▶ [Your task] Look below and pull out each line with the word "Visualizar".

— Start —

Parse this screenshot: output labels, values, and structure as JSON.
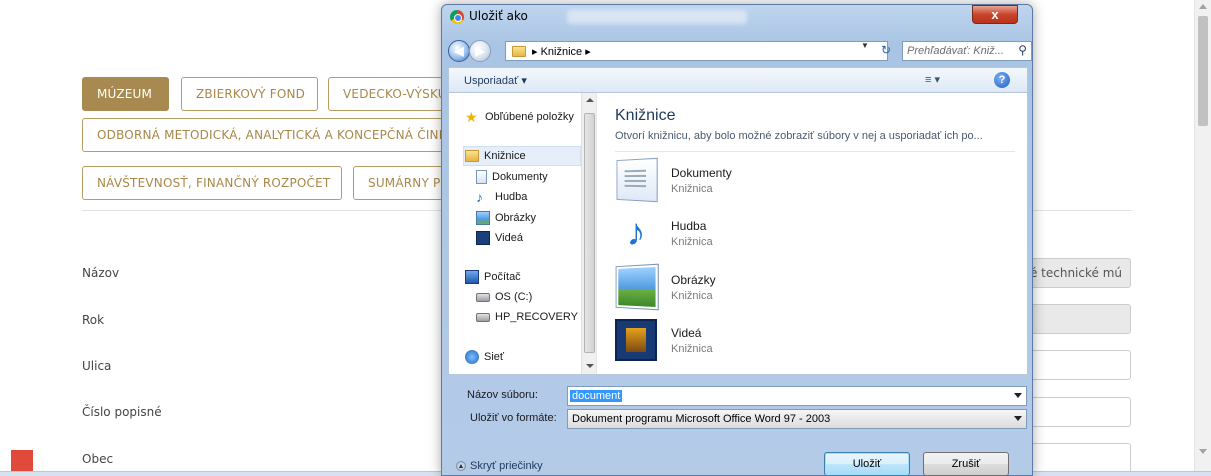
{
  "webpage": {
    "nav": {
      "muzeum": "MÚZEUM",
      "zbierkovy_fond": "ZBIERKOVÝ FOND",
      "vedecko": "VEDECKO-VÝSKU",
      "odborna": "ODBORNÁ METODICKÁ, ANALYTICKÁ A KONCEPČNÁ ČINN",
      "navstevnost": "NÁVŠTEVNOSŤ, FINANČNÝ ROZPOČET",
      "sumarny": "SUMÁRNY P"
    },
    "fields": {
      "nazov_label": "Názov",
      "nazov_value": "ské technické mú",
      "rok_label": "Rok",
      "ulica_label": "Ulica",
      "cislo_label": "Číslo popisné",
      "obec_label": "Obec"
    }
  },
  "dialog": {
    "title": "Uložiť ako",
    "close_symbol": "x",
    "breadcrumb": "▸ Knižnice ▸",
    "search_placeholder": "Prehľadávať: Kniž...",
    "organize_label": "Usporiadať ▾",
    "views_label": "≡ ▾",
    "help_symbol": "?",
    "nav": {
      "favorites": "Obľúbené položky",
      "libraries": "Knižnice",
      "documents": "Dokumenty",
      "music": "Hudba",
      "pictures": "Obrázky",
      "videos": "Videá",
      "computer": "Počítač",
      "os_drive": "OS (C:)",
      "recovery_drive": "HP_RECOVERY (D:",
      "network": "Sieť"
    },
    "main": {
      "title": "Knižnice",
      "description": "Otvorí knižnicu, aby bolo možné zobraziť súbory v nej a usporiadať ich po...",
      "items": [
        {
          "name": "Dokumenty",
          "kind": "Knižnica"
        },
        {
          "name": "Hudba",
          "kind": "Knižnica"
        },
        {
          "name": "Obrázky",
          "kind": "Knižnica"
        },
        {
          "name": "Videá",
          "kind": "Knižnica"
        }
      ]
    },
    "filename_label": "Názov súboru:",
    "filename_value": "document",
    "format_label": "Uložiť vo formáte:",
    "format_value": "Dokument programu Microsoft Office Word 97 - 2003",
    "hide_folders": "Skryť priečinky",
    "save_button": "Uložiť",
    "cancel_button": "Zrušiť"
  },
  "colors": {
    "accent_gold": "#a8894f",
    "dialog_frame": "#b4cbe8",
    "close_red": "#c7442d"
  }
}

— End —
— Start —

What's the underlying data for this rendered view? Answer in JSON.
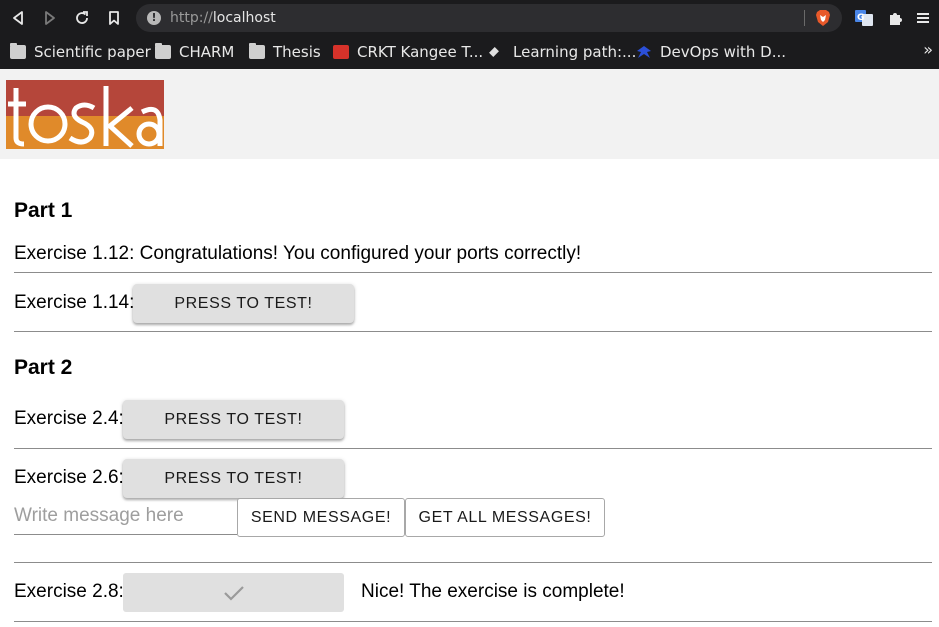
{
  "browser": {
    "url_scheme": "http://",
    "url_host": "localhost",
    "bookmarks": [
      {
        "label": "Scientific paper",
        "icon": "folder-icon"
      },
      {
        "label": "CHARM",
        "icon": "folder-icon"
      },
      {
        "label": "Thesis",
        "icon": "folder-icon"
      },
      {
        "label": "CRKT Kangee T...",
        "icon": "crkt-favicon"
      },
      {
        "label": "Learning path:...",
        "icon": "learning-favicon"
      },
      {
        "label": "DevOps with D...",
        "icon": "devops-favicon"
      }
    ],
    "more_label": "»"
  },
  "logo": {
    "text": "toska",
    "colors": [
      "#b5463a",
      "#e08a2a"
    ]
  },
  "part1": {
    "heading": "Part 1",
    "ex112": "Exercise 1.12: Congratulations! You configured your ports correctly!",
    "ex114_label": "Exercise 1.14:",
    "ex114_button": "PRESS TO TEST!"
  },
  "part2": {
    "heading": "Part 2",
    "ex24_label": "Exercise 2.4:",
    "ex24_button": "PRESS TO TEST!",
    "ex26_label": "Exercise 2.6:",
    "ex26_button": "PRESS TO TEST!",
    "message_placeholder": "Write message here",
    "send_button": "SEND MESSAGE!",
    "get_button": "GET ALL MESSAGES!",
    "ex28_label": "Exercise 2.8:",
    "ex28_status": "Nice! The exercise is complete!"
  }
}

— End —
— Start —

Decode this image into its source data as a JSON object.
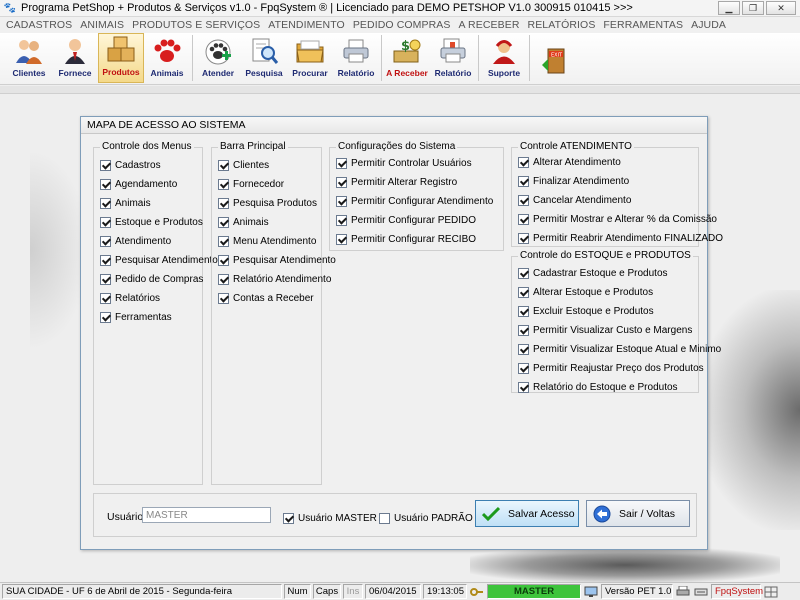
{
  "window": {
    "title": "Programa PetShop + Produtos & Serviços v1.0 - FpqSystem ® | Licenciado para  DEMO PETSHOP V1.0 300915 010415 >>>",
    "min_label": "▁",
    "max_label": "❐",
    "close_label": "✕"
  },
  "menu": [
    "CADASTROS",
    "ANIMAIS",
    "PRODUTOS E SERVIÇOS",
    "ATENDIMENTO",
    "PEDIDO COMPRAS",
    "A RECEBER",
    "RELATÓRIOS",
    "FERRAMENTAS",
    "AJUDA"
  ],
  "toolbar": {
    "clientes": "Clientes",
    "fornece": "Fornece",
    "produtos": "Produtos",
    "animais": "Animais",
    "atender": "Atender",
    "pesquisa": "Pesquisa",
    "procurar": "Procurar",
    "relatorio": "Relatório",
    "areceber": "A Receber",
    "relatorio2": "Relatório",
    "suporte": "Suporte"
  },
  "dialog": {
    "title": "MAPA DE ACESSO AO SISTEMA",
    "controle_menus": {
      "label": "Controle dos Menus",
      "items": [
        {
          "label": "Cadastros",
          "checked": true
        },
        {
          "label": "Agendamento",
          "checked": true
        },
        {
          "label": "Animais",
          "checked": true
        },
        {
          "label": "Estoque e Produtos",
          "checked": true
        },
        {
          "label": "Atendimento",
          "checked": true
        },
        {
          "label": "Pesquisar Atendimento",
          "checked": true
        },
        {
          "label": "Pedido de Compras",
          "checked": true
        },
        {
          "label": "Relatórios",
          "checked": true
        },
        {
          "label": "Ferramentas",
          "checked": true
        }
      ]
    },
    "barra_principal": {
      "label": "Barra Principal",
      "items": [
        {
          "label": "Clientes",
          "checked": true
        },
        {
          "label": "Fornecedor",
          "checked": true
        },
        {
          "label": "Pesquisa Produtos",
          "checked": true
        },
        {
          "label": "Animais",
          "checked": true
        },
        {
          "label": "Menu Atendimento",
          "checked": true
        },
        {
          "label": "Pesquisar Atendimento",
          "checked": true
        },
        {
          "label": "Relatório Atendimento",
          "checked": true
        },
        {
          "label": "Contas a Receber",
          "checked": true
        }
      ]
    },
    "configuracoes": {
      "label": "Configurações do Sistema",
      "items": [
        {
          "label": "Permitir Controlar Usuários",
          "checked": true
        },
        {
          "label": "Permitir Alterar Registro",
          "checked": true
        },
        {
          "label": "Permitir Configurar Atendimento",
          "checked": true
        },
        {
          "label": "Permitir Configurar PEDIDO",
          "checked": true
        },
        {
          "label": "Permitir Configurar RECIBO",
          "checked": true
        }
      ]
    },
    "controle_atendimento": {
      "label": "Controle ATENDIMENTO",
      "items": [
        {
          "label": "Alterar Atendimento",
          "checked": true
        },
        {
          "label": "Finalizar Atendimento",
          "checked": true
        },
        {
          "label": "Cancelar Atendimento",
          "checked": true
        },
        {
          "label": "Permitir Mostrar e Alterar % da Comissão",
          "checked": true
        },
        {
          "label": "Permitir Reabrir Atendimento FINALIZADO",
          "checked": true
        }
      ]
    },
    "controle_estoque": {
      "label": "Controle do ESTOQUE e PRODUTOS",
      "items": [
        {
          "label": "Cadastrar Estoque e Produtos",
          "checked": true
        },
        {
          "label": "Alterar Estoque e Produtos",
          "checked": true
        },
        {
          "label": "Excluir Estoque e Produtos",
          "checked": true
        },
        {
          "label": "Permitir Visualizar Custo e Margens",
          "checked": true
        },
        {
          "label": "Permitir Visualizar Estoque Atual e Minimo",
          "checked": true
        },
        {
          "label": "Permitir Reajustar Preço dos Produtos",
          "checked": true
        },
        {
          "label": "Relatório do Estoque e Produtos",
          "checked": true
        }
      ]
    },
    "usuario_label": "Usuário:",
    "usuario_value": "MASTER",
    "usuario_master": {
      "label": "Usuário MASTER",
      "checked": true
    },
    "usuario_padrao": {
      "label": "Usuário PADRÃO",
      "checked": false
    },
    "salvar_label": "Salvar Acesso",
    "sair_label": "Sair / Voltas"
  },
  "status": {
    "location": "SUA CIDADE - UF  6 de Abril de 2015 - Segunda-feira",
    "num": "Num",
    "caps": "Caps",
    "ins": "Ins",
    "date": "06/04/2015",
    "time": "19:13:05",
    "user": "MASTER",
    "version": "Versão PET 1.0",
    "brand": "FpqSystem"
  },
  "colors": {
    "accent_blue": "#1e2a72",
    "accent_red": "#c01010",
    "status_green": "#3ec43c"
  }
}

— End —

▶ [Response to the task]
          "label": "Permitir Visualizar Custo e Margens",
          "label": "Permitir Visualizar Estoque Atual e Minimo",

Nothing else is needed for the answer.